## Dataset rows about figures
+--

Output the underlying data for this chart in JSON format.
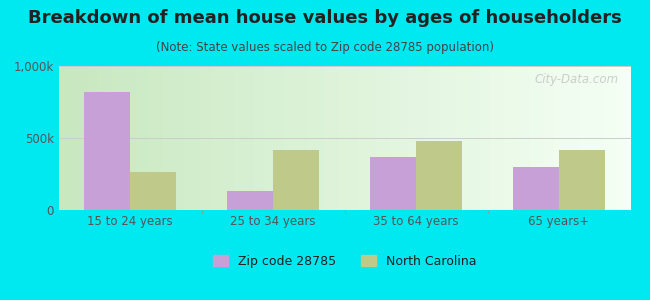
{
  "title": "Breakdown of mean house values by ages of householders",
  "subtitle": "(Note: State values scaled to Zip code 28785 population)",
  "categories": [
    "15 to 24 years",
    "25 to 34 years",
    "35 to 64 years",
    "65 years+"
  ],
  "zip_values": [
    820000,
    130000,
    365000,
    300000
  ],
  "nc_values": [
    265000,
    420000,
    480000,
    415000
  ],
  "zip_color": "#c8a0d8",
  "nc_color": "#bec98a",
  "background_color": "#00e8f0",
  "ylim": [
    0,
    1000000
  ],
  "yticks": [
    0,
    500000,
    1000000
  ],
  "ytick_labels": [
    "0",
    "500k",
    "1,000k"
  ],
  "legend_zip": "Zip code 28785",
  "legend_nc": "North Carolina",
  "bar_width": 0.32,
  "watermark": "City-Data.com",
  "title_fontsize": 13,
  "subtitle_fontsize": 8.5,
  "tick_fontsize": 8.5,
  "legend_fontsize": 9,
  "title_color": "#222222",
  "subtitle_color": "#444444",
  "tick_color": "#555555",
  "grid_color": "#cccccc",
  "plot_bg_left": "#d8f0d0",
  "plot_bg_right": "#f8fff8"
}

+--

The records above are to be restated exactly, without their pictures.

## Right answer
Output the underlying data for this chart in JSON format.
{
  "title": "Breakdown of mean house values by ages of householders",
  "subtitle": "(Note: State values scaled to Zip code 28785 population)",
  "categories": [
    "15 to 24 years",
    "25 to 34 years",
    "35 to 64 years",
    "65 years+"
  ],
  "zip_values": [
    820000,
    130000,
    365000,
    300000
  ],
  "nc_values": [
    265000,
    420000,
    480000,
    415000
  ],
  "zip_color": "#c8a0d8",
  "nc_color": "#bec98a",
  "background_color": "#00e8f0",
  "ylim": [
    0,
    1000000
  ],
  "yticks": [
    0,
    500000,
    1000000
  ],
  "ytick_labels": [
    "0",
    "500k",
    "1,000k"
  ],
  "legend_zip": "Zip code 28785",
  "legend_nc": "North Carolina",
  "bar_width": 0.32,
  "watermark": "City-Data.com",
  "title_fontsize": 13,
  "subtitle_fontsize": 8.5,
  "tick_fontsize": 8.5,
  "legend_fontsize": 9,
  "title_color": "#222222",
  "subtitle_color": "#444444",
  "tick_color": "#555555",
  "grid_color": "#cccccc",
  "plot_bg_left": "#d8f0d0",
  "plot_bg_right": "#f8fff8"
}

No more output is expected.